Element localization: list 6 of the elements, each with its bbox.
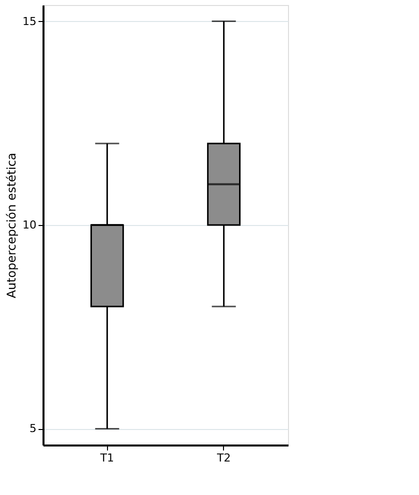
- x-tick-label: T2: [216, 452, 231, 464]
- y-tick-label: 15: [22, 14, 36, 28]
- y-tick-label: 10: [22, 218, 36, 232]
- y-axis-title: Autopercepción estética: [4, 152, 19, 298]
- x-tick-label: T1: [99, 452, 114, 464]
- y-tick-label: 5: [30, 422, 36, 436]
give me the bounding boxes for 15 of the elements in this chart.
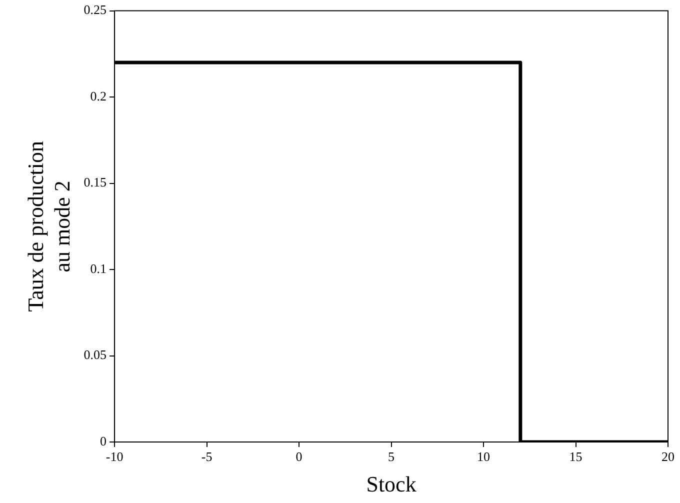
x-tick-label: 15 [569,449,582,464]
y-tick-label: 0.05 [84,347,107,362]
x-tick-label: 5 [388,449,395,464]
y-tick-label: 0 [100,433,107,448]
x-tick-label: 0 [296,449,302,464]
x-tick-label: -5 [201,449,212,464]
x-tick-label: -10 [106,449,124,464]
y-tick-label: 0.1 [90,260,107,276]
y-tick-label: 0.25 [84,2,107,18]
x-tick-label: 20 [662,449,674,464]
y-axis-title: Taux de production au mode 2 [22,141,74,312]
y-tick-label: 0.2 [90,88,107,104]
y-tick-label: 0.15 [84,174,107,190]
x-axis-title: Stock [366,472,416,497]
x-tick-label: 10 [477,449,490,464]
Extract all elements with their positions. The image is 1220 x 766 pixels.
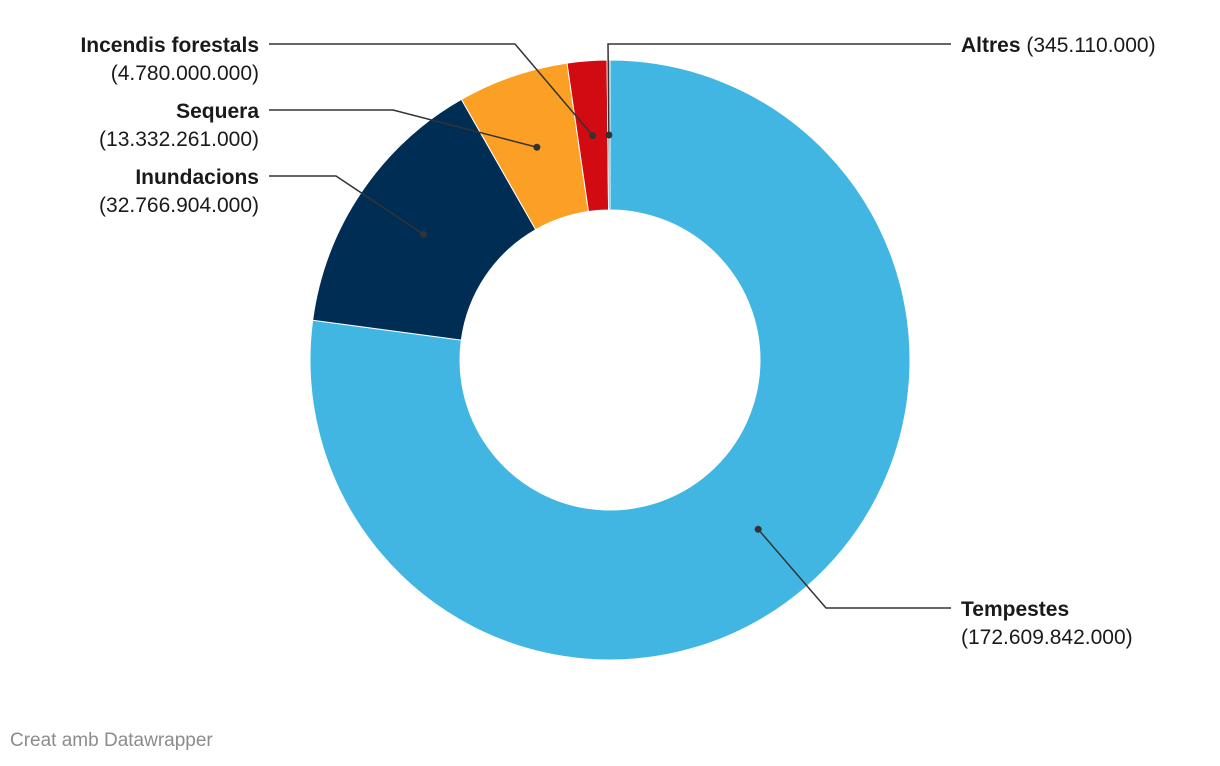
leader-line-altres <box>607 43 951 136</box>
slice-inundacions[interactable] <box>312 98 537 341</box>
label-name-inundacions: Inundacions <box>135 166 259 189</box>
label-value-altres: (345.110.000) <box>1021 34 1156 57</box>
leader-dot-tempestes <box>754 525 762 533</box>
leader-dot-inundacions <box>419 230 427 238</box>
label-value-sequera: (13.332.261.000) <box>99 128 259 151</box>
leader-line-inundacions <box>269 175 424 235</box>
label-name-incendis-forestals: Incendis forestals <box>80 34 259 57</box>
datawrapper-credit[interactable]: Creat amb Datawrapper <box>10 730 213 751</box>
label-altres: Altres (345.110.000) <box>961 34 1156 57</box>
label-value-inundacions: (32.766.904.000) <box>99 194 259 217</box>
label-value-incendis-forestals: (4.780.000.000) <box>111 62 259 85</box>
leader-line-sequera <box>269 109 538 148</box>
label-name-sequera: Sequera <box>176 100 259 123</box>
leader-dot-incendis-forestals <box>589 132 597 140</box>
leader-line-incendis-forestals <box>269 43 594 137</box>
label-value-tempestes: (172.609.842.000) <box>961 626 1133 649</box>
slice-tempestes[interactable] <box>309 59 911 661</box>
leader-line-tempestes <box>757 528 951 609</box>
label-name-tempestes: Tempestes <box>961 598 1069 621</box>
label-name-altres: Altres <box>961 34 1021 57</box>
leader-dot-altres <box>605 131 613 139</box>
leader-dot-sequera <box>533 143 541 151</box>
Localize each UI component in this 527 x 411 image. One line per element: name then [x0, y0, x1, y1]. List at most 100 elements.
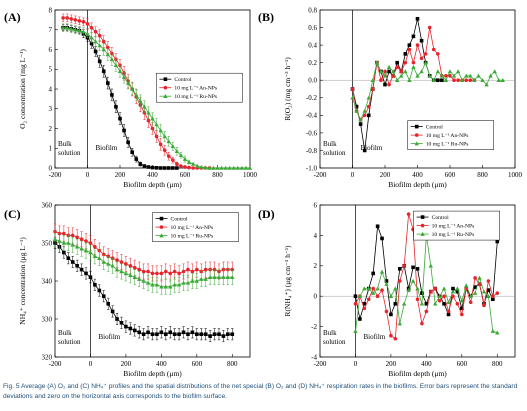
data-point	[124, 262, 128, 266]
data-point	[171, 158, 175, 162]
y-tick-label: 5	[49, 66, 53, 74]
data-point	[142, 104, 147, 109]
y-tick-label: 320	[42, 353, 53, 361]
data-point	[126, 140, 130, 145]
data-point	[424, 309, 429, 314]
data-point	[464, 73, 469, 78]
data-point	[221, 275, 226, 279]
data-point	[442, 294, 446, 299]
data-point	[411, 60, 416, 65]
data-point	[370, 78, 376, 82]
data-point	[495, 330, 500, 335]
data-point	[81, 20, 86, 24]
data-point	[394, 78, 400, 82]
data-point	[69, 17, 74, 21]
data-point	[212, 275, 217, 279]
legend-entry: 10 mg L⁻¹ An-NPs	[426, 133, 469, 139]
data-point	[159, 330, 164, 335]
data-point	[106, 81, 110, 85]
data-point	[191, 166, 195, 170]
data-point	[110, 309, 115, 314]
data-point	[427, 73, 432, 78]
data-point	[451, 294, 455, 299]
data-point	[177, 332, 181, 336]
data-point	[134, 157, 139, 161]
legend-marker	[420, 231, 425, 236]
data-point	[492, 69, 497, 74]
series-line	[355, 235, 498, 334]
series-2	[353, 233, 500, 335]
data-point	[79, 267, 84, 272]
data-point	[393, 336, 398, 341]
panel-1: -200 0 200 400 600 800 1000 -1.0 -0.8 -0.6 -0.4 -0.…	[258, 6, 523, 189]
data-point	[390, 69, 396, 74]
data-point	[442, 302, 446, 306]
y-tick-label: 0.6	[308, 24, 317, 32]
data-point	[472, 290, 478, 295]
legend-entry: 10 mg L⁻¹ Ru-NPs	[432, 232, 475, 238]
data-point	[101, 294, 106, 298]
data-point	[70, 242, 75, 247]
data-point	[371, 87, 375, 91]
x-axis-label: Biofilm depth (μm)	[123, 180, 182, 189]
legend-entry: Control	[426, 125, 444, 131]
y-tick-label: 8	[49, 6, 53, 14]
data-point	[93, 29, 98, 34]
x-tick-label: 0	[86, 171, 90, 179]
data-point	[441, 286, 447, 291]
data-point	[406, 212, 411, 216]
data-point	[77, 19, 82, 23]
data-point	[119, 321, 124, 325]
x-tick-label: 200	[121, 360, 132, 368]
data-point	[366, 286, 371, 291]
data-point	[70, 260, 75, 264]
data-point	[391, 74, 395, 78]
data-point	[435, 69, 441, 74]
data-point	[239, 165, 245, 170]
legend: Control 10 mg L⁻¹ An-NPs 10 mg L⁻¹ Ru-NPs	[156, 72, 243, 103]
data-point	[353, 328, 358, 333]
data-point	[175, 162, 179, 166]
data-point	[138, 162, 143, 166]
data-point	[353, 302, 358, 306]
data-point	[436, 78, 440, 83]
data-point	[468, 78, 473, 83]
y-tick-label: 330	[42, 315, 53, 323]
data-point	[354, 108, 359, 113]
data-point	[101, 39, 106, 44]
data-point	[145, 280, 151, 285]
data-point	[106, 302, 110, 306]
data-point	[199, 276, 204, 281]
x-tick-label: 600	[180, 171, 191, 179]
data-point	[146, 110, 151, 115]
data-point	[415, 286, 420, 291]
data-point	[181, 280, 186, 285]
data-point	[92, 254, 98, 259]
data-point	[383, 69, 387, 74]
data-point	[183, 165, 187, 169]
data-point	[443, 78, 449, 82]
data-point	[415, 16, 420, 21]
data-point	[150, 116, 155, 121]
data-point	[395, 60, 399, 65]
data-point	[168, 271, 173, 276]
panel-label: (A)	[4, 10, 21, 24]
data-point	[375, 286, 380, 291]
data-point	[84, 239, 88, 243]
y-tick-label: 6	[314, 201, 318, 209]
data-point	[74, 244, 80, 249]
bulk-solution-label: solution	[323, 338, 346, 346]
data-point	[85, 31, 90, 36]
x-tick-label: 400	[412, 171, 423, 179]
data-point	[431, 47, 436, 52]
data-point	[383, 82, 387, 87]
data-point	[203, 276, 208, 281]
biofilm-region-label: Biofilm	[96, 144, 118, 152]
panel-3: -200 0 200 400 600 800 -4 -2 0 2 4 6 Biofilm depth (…	[258, 201, 516, 378]
data-point	[379, 269, 385, 274]
series-2	[52, 231, 235, 295]
data-point	[162, 166, 167, 170]
data-point	[455, 302, 460, 306]
data-point	[399, 69, 404, 74]
data-point	[124, 324, 128, 329]
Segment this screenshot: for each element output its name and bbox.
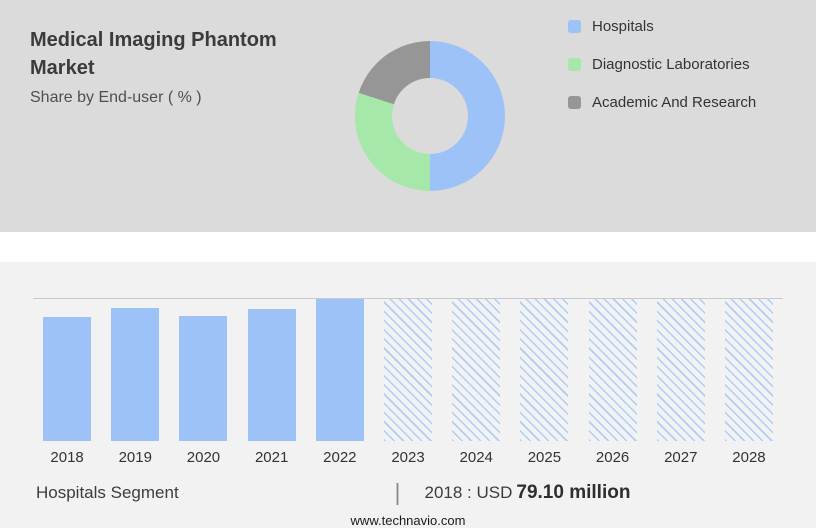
x-axis-label: 2020 <box>186 449 221 466</box>
bar-column <box>647 299 715 441</box>
segment-value-bold: 79.10 million <box>516 481 631 503</box>
legend-swatch-icon <box>568 20 581 33</box>
bar-chart-panel: 2018 2019 2020 2021 2022 2023 2024 2025 2026 2027… <box>0 262 816 528</box>
header-text-block: Medical Imaging Phantom Market Share by … <box>0 0 320 232</box>
x-axis-label: 2018 <box>50 449 84 466</box>
bar-column <box>510 299 578 441</box>
page-title-line2: Market <box>30 57 95 79</box>
bar-2028 <box>724 299 773 441</box>
x-axis-label: 2026 <box>595 449 630 466</box>
legend-item: Academic And Research <box>568 94 756 111</box>
legend-swatch-icon <box>568 58 581 71</box>
legend-label: Academic And Research <box>592 94 757 111</box>
segment-value-prefix: 2018 : USD <box>424 482 513 502</box>
donut-legend: Hospitals Diagnostic Laboratories Academic… <box>540 0 756 232</box>
bar-column <box>169 299 237 441</box>
bar-column <box>306 299 374 441</box>
bar-column <box>579 299 647 441</box>
page-title-line1: Medical Imaging Phantom <box>30 29 277 51</box>
donut-chart <box>355 41 505 191</box>
annotation-divider: | <box>394 479 401 505</box>
x-axis-label: 2019 <box>118 449 152 466</box>
bar-column <box>715 299 783 441</box>
bar-2021 <box>247 308 296 441</box>
x-axis-label: 2025 <box>527 449 562 466</box>
bar-2027 <box>656 299 705 441</box>
bar-plot <box>33 298 783 441</box>
donut-chart-area <box>320 0 540 232</box>
bar-column <box>101 299 169 441</box>
legend-item: Hospitals <box>568 18 756 35</box>
bar-2019 <box>111 307 160 441</box>
legend-item: Diagnostic Laboratories <box>568 56 756 73</box>
legend-label: Diagnostic Laboratories <box>592 56 750 73</box>
bar-column <box>238 299 306 441</box>
legend-swatch-icon <box>568 96 581 109</box>
bar-2022 <box>315 299 364 441</box>
x-axis-label: 2022 <box>323 449 357 466</box>
bar-2024 <box>452 299 501 441</box>
bar-2023 <box>384 299 433 441</box>
bar-2020 <box>179 316 228 441</box>
x-axis-label: 2024 <box>459 449 493 466</box>
segment-value: 2018 : USD 79.10 million <box>425 482 784 504</box>
bar-column <box>374 299 442 441</box>
bar-column <box>442 299 510 441</box>
bar-2026 <box>588 299 637 441</box>
bar-2025 <box>520 299 569 441</box>
x-axis-label: 2027 <box>664 449 698 466</box>
page-title: Medical Imaging Phantom Market <box>30 26 320 82</box>
chart-subtitle: Share by End-user ( % ) <box>30 89 202 106</box>
legend-label: Hospitals <box>592 18 654 35</box>
x-axis-label: 2023 <box>391 449 425 466</box>
header-panel: Medical Imaging Phantom Market Share by … <box>0 0 816 232</box>
annotation-row: Hospitals Segment | 2018 : USD 79.10 mill… <box>33 481 783 504</box>
website-link[interactable]: www.technavio.com <box>350 513 466 528</box>
x-axis-label: 2021 <box>254 449 289 466</box>
separator-band <box>0 232 816 262</box>
bar-column <box>33 299 101 441</box>
bar-2018 <box>43 317 92 441</box>
x-axis-label: 2028 <box>732 449 766 466</box>
segment-label: Hospitals Segment <box>36 482 179 502</box>
x-axis-labels: 2018 2019 2020 2021 2022 2023 2024 2025 2026 2027… <box>33 449 783 466</box>
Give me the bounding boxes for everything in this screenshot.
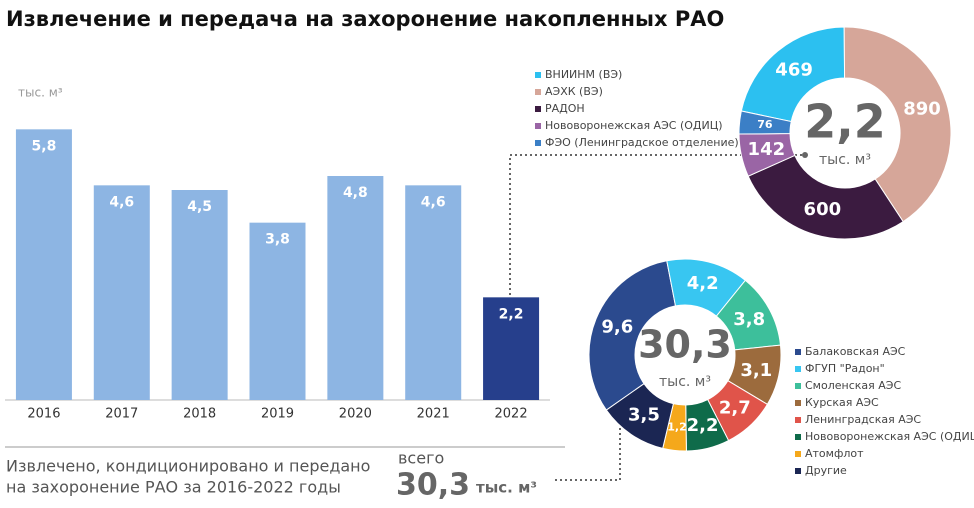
legend-label: Нововоронежская АЭС (ОДИЦ) (805, 430, 974, 443)
segment-label: 3,1 (740, 360, 772, 381)
bar (15, 129, 72, 401)
legend-label: Балаковская АЭС (805, 345, 906, 358)
segment-label: 142 (748, 139, 786, 160)
legend-swatch (535, 89, 541, 95)
legend-swatch (795, 383, 801, 389)
legend-label: Курская АЭС (805, 396, 879, 409)
legend-label: ФЭО (Ленинградское отделение) (545, 136, 739, 149)
title: Извлечение и передача на захоронение нак… (6, 7, 724, 31)
connector (509, 154, 805, 300)
summary-prefix: всего (398, 449, 444, 468)
legend-swatch (535, 72, 541, 78)
donut-segment (738, 110, 792, 135)
summary-text: на захоронение РАО за 2016-2022 годы (6, 478, 341, 497)
legend-swatch (795, 451, 801, 457)
legend-label: ФГУП "Радон" (805, 362, 885, 375)
summary-total: 30,3 (396, 468, 470, 503)
bar-value-label: 4,5 (187, 199, 212, 215)
legend-swatch (535, 140, 541, 146)
segment-label: 9,6 (601, 317, 633, 338)
donut-total: 2,2 (804, 95, 886, 149)
bar-value-label: 2,2 (499, 306, 524, 322)
legend-swatch (535, 106, 541, 112)
segment-label: 3,8 (733, 309, 765, 330)
x-tick-label: 2020 (339, 407, 372, 422)
legend-swatch (795, 400, 801, 406)
bar-value-label: 5,8 (32, 138, 57, 154)
legend-label: Смоленская АЭС (805, 379, 901, 392)
segment-label: 890 (903, 99, 941, 120)
segment-label: 469 (775, 60, 813, 81)
bar-value-label: 4,8 (343, 185, 368, 201)
donut-unit: тыс. м³ (659, 374, 711, 390)
bar-value-label: 4,6 (421, 194, 446, 210)
bar (249, 222, 306, 400)
legend-swatch (795, 366, 801, 372)
segment-label: 1,2 (667, 421, 687, 434)
legend-label: Ленинградская АЭС (805, 413, 921, 426)
x-tick-label: 2017 (105, 407, 138, 422)
legend-label: Другие (805, 464, 847, 477)
segment-label: 2,2 (687, 415, 719, 436)
segment-label: 4,2 (687, 273, 719, 294)
bar-value-label: 3,8 (265, 232, 290, 248)
legend-swatch (795, 417, 801, 423)
x-tick-label: 2019 (261, 407, 294, 422)
legend-label: АЭХК (ВЭ) (545, 85, 603, 98)
legend-label: ВНИИНМ (ВЭ) (545, 68, 622, 81)
legend-swatch (795, 349, 801, 355)
summary-text: Извлечено, кондиционировано и передано (6, 457, 370, 476)
legend-swatch (535, 123, 541, 129)
bar (93, 185, 150, 400)
bar (171, 190, 228, 400)
segment-label: 600 (804, 199, 842, 220)
legend-swatch (795, 468, 801, 474)
donut-segment (588, 260, 677, 411)
donut-total: 30,3 (638, 323, 732, 367)
legend-label: РАДОН (545, 102, 585, 115)
connector-dot (802, 152, 808, 158)
donut-segment (843, 26, 952, 223)
bar (327, 176, 384, 400)
x-tick-label: 2021 (417, 407, 450, 422)
legend-label: Нововоронежская АЭС (ОДИЦ) (545, 119, 723, 132)
x-tick-label: 2016 (27, 407, 60, 422)
x-tick-label: 2018 (183, 407, 216, 422)
segment-label: 3,5 (628, 404, 660, 425)
segment-label: 2,7 (719, 397, 751, 418)
bar (405, 185, 462, 400)
summary-unit: тыс. м³ (476, 479, 537, 497)
legend-label: Атомфлот (805, 447, 864, 460)
bar-value-label: 4,6 (109, 194, 134, 210)
donut-segment (605, 382, 675, 449)
bar (483, 297, 540, 400)
segment-label: 76 (757, 118, 773, 131)
legend-swatch (795, 434, 801, 440)
y-unit: тыс. м³ (18, 86, 63, 100)
x-tick-label: 2022 (495, 407, 528, 422)
donut-segment (747, 154, 904, 240)
donut-unit: тыс. м³ (819, 152, 871, 168)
***
#### [TASK STATEMENT]
Please write out the material exactly, from the line containing "x-axis-label: 2020 <box>186 449 221 466</box>" down to the line containing "bar-column <box>306 299 374 441</box>", with both of those lines included.

#### [EXERCISE RESPONSE]
x-axis-label: 2020 <box>186 449 221 466</box>
bar-column <box>647 299 715 441</box>
segment-value-bold: 79.10 million <box>516 481 631 503</box>
legend-swatch-icon <box>568 20 581 33</box>
bar-chart-panel: 2018 2019 2020 2021 2022 2023 2024 2025 2026 2027… <box>0 262 816 528</box>
header-text-block: Medical Imaging Phantom Market Share by … <box>0 0 320 232</box>
x-axis-label: 2018 <box>50 449 84 466</box>
bar-column <box>510 299 578 441</box>
page-title-line2: Market <box>30 57 95 79</box>
bar-2028 <box>724 299 773 441</box>
x-axis-label: 2026 <box>595 449 630 466</box>
legend-item: Academic And Research <box>568 94 756 111</box>
legend-swatch-icon <box>568 58 581 71</box>
legend-label: Academic And Research <box>592 94 757 111</box>
segment-value-prefix: 2018 : USD <box>424 482 513 502</box>
donut-legend: Hospitals Diagnostic Laboratories Academic… <box>540 0 756 232</box>
bar-column <box>169 299 237 441</box>
bar-column <box>306 299 374 441</box>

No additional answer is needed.